O Lloyd's de Varsóvia
Em
um jantar organizado secretamente, em minha homenagem, por uma organização
clandestina de editores em Cracóvia, fiquei mesmerizado com a amplitude daquilo
que meus anfitriões chamavam de "empreendimentos editoriais independentes". Eles haviam traduzido, imprimido e editado
várias obras "subversivas" de Alexander Solzhenitsyn, George Orwell, e até
mesmo de Murray Rothbard e Ayn Rand.
"Onde
vocês conseguem os papeis para imprimir tudo isso?", perguntei. Um jovem polonês chamado Pawel respondeu: "De
dois lugares: contrabandeamos do Ocidente e roubamos dos comunistas".
Pawel
explicou que havia vários empregados das casas editoriais do governo que eram
simpáticos ao movimento de resistência.
* * * * *
INSTRUÇÕES DA TAREFA ->
Indique se cada afirmação concorda com o texto sobre os editores clandestinos, respondendo sim ou não e citando literalmente as palavras do texto que decidem a questão.
(a) O jantar foi organizado por editores clandestinos em Cracóvia.
(b) Segundo Pawel, o papel usado para imprimir vinha apenas do Ocidente.
(c) Os editores tinham traduzido e impresso obras de George Orwell.
O material que vem depois é independente do texto sobre os editores clandestinos.

MATERIAL DE ORIGEM ->
* * * * *
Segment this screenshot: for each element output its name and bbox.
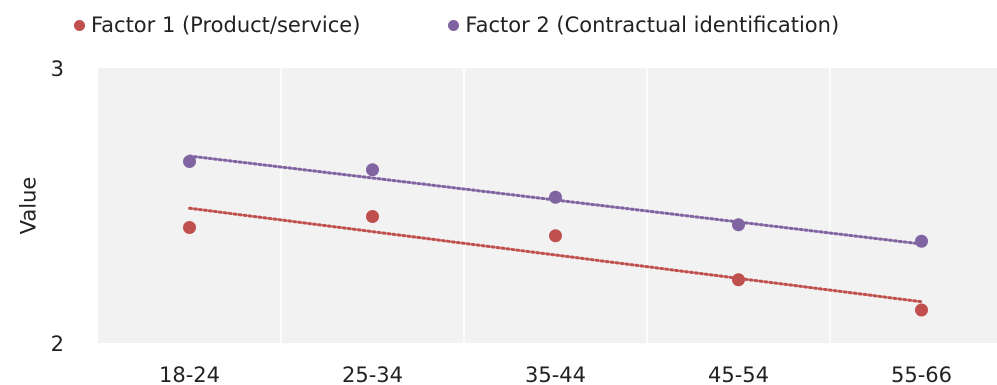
* * * * *
RESPOSTA CORRETA ->
(a) Sim: "uma organização clandestina de editores em Cracóvia".
(b) Não: "contrabandeamos do Ocidente e roubamos dos comunistas".
(c) Sim: "Eles haviam traduzido, imprimido e editado várias obras "subversivas" de Alexander Solzhenitsyn, George Orwell".